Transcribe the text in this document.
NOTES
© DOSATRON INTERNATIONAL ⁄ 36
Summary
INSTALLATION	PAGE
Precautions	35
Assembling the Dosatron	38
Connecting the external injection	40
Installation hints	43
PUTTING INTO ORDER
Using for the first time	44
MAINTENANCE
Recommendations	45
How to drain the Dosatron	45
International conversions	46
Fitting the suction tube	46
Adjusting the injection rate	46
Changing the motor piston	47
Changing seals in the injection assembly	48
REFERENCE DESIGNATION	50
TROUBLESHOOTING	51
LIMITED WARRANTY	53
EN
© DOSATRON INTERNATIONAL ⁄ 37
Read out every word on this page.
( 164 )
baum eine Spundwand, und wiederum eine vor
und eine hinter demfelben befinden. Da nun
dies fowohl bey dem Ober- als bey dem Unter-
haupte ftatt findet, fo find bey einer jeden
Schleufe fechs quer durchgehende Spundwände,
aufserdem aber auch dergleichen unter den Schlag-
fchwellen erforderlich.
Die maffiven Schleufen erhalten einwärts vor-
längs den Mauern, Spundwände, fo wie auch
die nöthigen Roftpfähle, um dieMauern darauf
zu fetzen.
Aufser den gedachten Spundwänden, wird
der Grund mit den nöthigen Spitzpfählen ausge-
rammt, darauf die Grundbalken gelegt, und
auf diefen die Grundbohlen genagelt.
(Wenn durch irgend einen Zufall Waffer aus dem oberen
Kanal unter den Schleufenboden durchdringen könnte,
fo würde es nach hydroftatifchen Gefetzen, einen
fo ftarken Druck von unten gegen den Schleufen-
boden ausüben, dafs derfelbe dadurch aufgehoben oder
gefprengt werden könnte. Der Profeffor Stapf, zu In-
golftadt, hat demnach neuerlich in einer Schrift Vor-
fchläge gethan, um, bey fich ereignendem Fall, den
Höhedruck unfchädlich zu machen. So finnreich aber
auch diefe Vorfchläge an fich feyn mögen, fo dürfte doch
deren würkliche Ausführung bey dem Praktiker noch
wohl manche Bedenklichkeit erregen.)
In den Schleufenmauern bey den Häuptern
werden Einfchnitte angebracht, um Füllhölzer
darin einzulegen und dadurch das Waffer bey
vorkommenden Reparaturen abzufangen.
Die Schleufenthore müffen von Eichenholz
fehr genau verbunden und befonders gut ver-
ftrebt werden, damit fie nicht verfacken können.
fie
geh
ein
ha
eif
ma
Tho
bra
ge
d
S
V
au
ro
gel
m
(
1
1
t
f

| Exercise description |
Extract each line from the listing that holds the word "dadurch".

| Expected output |
boden ausüben, dafs derfelbe dadurch aufgehoben oder
darin einzulegen und dadurch das Waffer bey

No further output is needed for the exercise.